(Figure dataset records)
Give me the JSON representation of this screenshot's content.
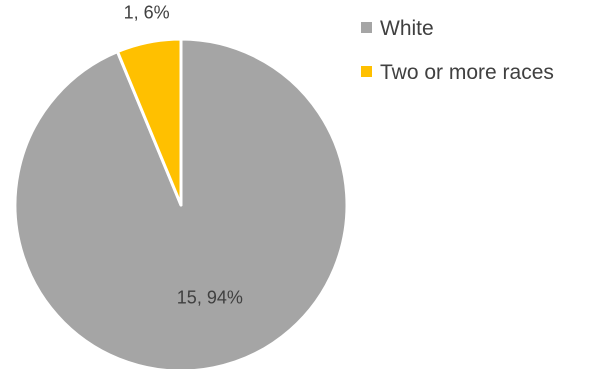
{
  "chart_data": {
    "type": "pie",
    "title": "",
    "legend_position": "right",
    "series": [
      {
        "values": [
          15,
          1
        ],
        "labels": [
          "White",
          "Two or more races"
        ],
        "percents": [
          94,
          6
        ],
        "colors": [
          "#a5a5a5",
          "#ffc000"
        ],
        "data_labels": [
          "15, 94%",
          "1, 6%"
        ]
      }
    ]
  }
}
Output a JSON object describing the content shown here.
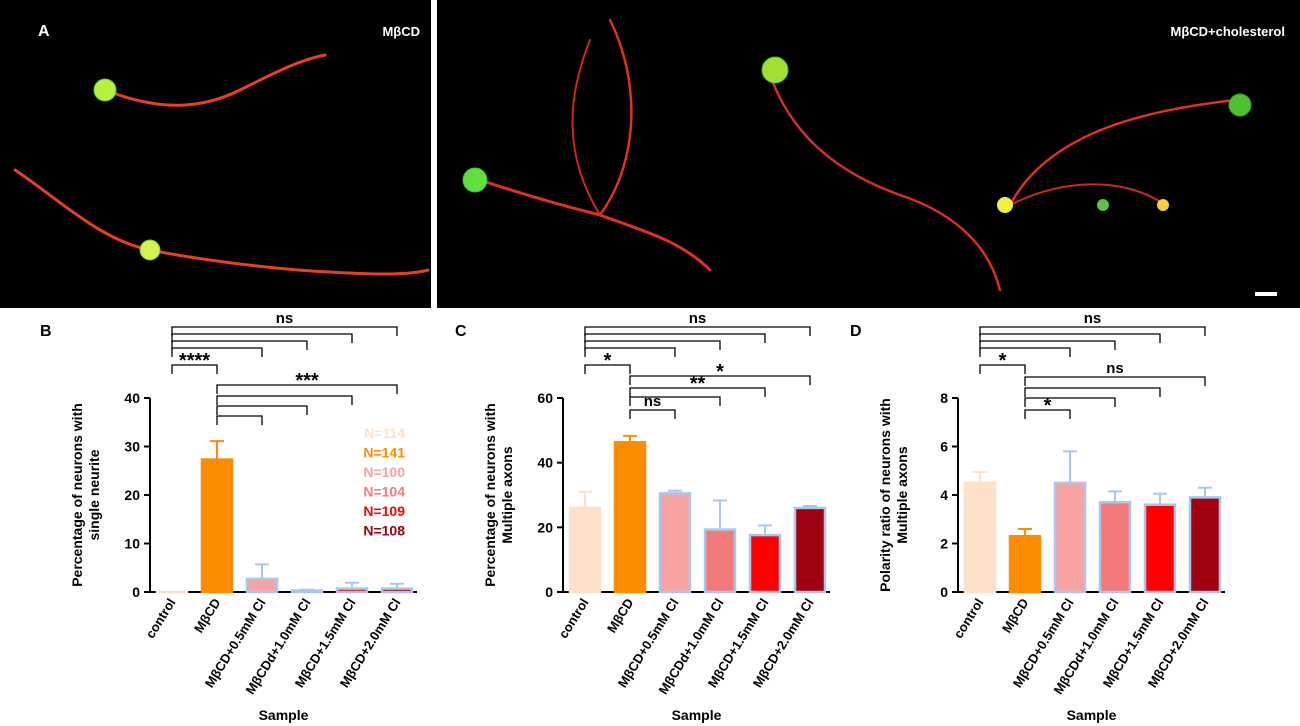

__YOUR GOAL__: Skip the images and write out the rest of the listing exactly.

__REPLY TO THE TASK__:
Give me the JSON representation of this screenshot's content.
{
  "chart_data": {
    "type": "pie",
    "title": "",
    "legend_position": "right",
    "series": [
      {
        "values": [
          15,
          1
        ],
        "labels": [
          "White",
          "Two or more races"
        ],
        "percents": [
          94,
          6
        ],
        "colors": [
          "#a5a5a5",
          "#ffc000"
        ],
        "data_labels": [
          "15, 94%",
          "1, 6%"
        ]
      }
    ]
  }
}
Output a JSON object describing the content shown here.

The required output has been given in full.